→ Supplied records:

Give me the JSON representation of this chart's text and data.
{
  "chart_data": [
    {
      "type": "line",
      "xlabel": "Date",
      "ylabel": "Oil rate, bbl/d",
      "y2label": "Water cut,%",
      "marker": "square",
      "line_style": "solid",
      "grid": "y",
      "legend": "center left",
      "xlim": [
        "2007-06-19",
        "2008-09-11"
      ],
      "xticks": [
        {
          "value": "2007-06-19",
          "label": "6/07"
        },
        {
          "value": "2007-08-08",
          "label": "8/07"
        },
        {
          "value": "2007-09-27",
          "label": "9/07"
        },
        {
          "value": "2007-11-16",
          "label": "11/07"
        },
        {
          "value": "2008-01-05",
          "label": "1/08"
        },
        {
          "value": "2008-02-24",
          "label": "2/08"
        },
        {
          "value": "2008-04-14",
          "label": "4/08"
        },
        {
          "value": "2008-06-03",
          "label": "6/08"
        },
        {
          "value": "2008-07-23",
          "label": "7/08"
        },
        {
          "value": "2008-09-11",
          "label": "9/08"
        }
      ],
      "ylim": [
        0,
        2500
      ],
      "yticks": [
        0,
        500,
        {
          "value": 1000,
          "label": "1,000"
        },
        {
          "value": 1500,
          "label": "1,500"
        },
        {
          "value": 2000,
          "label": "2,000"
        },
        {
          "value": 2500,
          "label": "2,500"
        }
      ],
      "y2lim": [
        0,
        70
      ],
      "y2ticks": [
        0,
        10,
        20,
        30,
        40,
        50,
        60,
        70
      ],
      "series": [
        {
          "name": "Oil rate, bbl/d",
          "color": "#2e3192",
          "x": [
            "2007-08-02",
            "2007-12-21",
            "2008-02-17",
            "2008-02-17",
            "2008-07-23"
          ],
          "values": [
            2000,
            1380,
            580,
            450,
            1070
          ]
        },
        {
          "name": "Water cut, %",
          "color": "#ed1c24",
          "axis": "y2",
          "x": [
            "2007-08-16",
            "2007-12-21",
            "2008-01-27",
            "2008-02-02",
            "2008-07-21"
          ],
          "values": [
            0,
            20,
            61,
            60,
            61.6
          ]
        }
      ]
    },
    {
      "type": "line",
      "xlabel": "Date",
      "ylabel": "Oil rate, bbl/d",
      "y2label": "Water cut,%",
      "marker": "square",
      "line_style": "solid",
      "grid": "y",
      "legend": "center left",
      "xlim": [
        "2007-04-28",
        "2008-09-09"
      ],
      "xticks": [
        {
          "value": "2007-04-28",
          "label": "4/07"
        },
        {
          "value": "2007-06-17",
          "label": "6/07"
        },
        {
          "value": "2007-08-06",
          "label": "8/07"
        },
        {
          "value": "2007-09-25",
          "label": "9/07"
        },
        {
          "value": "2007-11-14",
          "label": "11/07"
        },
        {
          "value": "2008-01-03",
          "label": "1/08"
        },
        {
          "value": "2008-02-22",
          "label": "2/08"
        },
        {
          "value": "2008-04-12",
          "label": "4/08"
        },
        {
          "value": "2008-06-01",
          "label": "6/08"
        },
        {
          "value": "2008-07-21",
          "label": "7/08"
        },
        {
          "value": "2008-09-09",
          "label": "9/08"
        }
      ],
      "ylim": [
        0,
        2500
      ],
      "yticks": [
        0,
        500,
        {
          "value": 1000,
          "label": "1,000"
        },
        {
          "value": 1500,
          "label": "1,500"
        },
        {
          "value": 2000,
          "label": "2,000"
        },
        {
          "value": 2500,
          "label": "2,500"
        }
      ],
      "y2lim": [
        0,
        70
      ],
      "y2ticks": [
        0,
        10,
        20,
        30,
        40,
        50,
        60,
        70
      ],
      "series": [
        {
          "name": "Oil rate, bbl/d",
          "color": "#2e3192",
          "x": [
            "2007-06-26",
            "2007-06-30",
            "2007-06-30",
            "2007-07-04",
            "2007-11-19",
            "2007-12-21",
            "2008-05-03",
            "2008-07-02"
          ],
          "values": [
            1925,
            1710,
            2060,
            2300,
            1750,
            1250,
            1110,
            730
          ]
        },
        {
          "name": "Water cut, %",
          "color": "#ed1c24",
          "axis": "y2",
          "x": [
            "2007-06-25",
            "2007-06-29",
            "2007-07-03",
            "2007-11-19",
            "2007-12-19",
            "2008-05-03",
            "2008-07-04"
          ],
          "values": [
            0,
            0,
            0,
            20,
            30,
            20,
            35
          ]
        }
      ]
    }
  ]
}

→ What you have to do: Using the entries above, please restate each one word for word.

→ Task output:
Give me the JSON representation of this chart's text and data.
{
  "chart_data": [
    {
      "type": "line",
      "xlabel": "Date",
      "ylabel": "Oil rate, bbl/d",
      "y2label": "Water cut,%",
      "marker": "square",
      "line_style": "solid",
      "grid": "y",
      "legend": "center left",
      "xlim": [
        "2007-06-19",
        "2008-09-11"
      ],
      "xticks": [
        {
          "value": "2007-06-19",
          "label": "6/07"
        },
        {
          "value": "2007-08-08",
          "label": "8/07"
        },
        {
          "value": "2007-09-27",
          "label": "9/07"
        },
        {
          "value": "2007-11-16",
          "label": "11/07"
        },
        {
          "value": "2008-01-05",
          "label": "1/08"
        },
        {
          "value": "2008-02-24",
          "label": "2/08"
        },
        {
          "value": "2008-04-14",
          "label": "4/08"
        },
        {
          "value": "2008-06-03",
          "label": "6/08"
        },
        {
          "value": "2008-07-23",
          "label": "7/08"
        },
        {
          "value": "2008-09-11",
          "label": "9/08"
        }
      ],
      "ylim": [
        0,
        2500
      ],
      "yticks": [
        0,
        500,
        {
          "value": 1000,
          "label": "1,000"
        },
        {
          "value": 1500,
          "label": "1,500"
        },
        {
          "value": 2000,
          "label": "2,000"
        },
        {
          "value": 2500,
          "label": "2,500"
        }
      ],
      "y2lim": [
        0,
        70
      ],
      "y2ticks": [
        0,
        10,
        20,
        30,
        40,
        50,
        60,
        70
      ],
      "series": [
        {
          "name": "Oil rate, bbl/d",
          "color": "#2e3192",
          "x": [
            "2007-08-02",
            "2007-12-21",
            "2008-02-17",
            "2008-02-17",
            "2008-07-23"
          ],
          "values": [
            2000,
            1380,
            580,
            450,
            1070
          ]
        },
        {
          "name": "Water cut, %",
          "color": "#ed1c24",
          "axis": "y2",
          "x": [
            "2007-08-16",
            "2007-12-21",
            "2008-01-27",
            "2008-02-02",
            "2008-07-21"
          ],
          "values": [
            0,
            20,
            61,
            60,
            61.6
          ]
        }
      ]
    },
    {
      "type": "line",
      "xlabel": "Date",
      "ylabel": "Oil rate, bbl/d",
      "y2label": "Water cut,%",
      "marker": "square",
      "line_style": "solid",
      "grid": "y",
      "legend": "center left",
      "xlim": [
        "2007-04-28",
        "2008-09-09"
      ],
      "xticks": [
        {
          "value": "2007-04-28",
          "label": "4/07"
        },
        {
          "value": "2007-06-17",
          "label": "6/07"
        },
        {
          "value": "2007-08-06",
          "label": "8/07"
        },
        {
          "value": "2007-09-25",
          "label": "9/07"
        },
        {
          "value": "2007-11-14",
          "label": "11/07"
        },
        {
          "value": "2008-01-03",
          "label": "1/08"
        },
        {
          "value": "2008-02-22",
          "label": "2/08"
        },
        {
          "value": "2008-04-12",
          "label": "4/08"
        },
        {
          "value": "2008-06-01",
          "label": "6/08"
        },
        {
          "value": "2008-07-21",
          "label": "7/08"
        },
        {
          "value": "2008-09-09",
          "label": "9/08"
        }
      ],
      "ylim": [
        0,
        2500
      ],
      "yticks": [
        0,
        500,
        {
          "value": 1000,
          "label": "1,000"
        },
        {
          "value": 1500,
          "label": "1,500"
        },
        {
          "value": 2000,
          "label": "2,000"
        },
        {
          "value": 2500,
          "label": "2,500"
        }
      ],
      "y2lim": [
        0,
        70
      ],
      "y2ticks": [
        0,
        10,
        20,
        30,
        40,
        50,
        60,
        70
      ],
      "series": [
        {
          "name": "Oil rate, bbl/d",
          "color": "#2e3192",
          "x": [
            "2007-06-26",
            "2007-06-30",
            "2007-06-30",
            "2007-07-04",
            "2007-11-19",
            "2007-12-21",
            "2008-05-03",
            "2008-07-02"
          ],
          "values": [
            1925,
            1710,
            2060,
            2300,
            1750,
            1250,
            1110,
            730
          ]
        },
        {
          "name": "Water cut, %",
          "color": "#ed1c24",
          "axis": "y2",
          "x": [
            "2007-06-25",
            "2007-06-29",
            "2007-07-03",
            "2007-11-19",
            "2007-12-19",
            "2008-05-03",
            "2008-07-04"
          ],
          "values": [
            0,
            0,
            0,
            20,
            30,
            20,
            35
          ]
        }
      ]
    }
  ]
}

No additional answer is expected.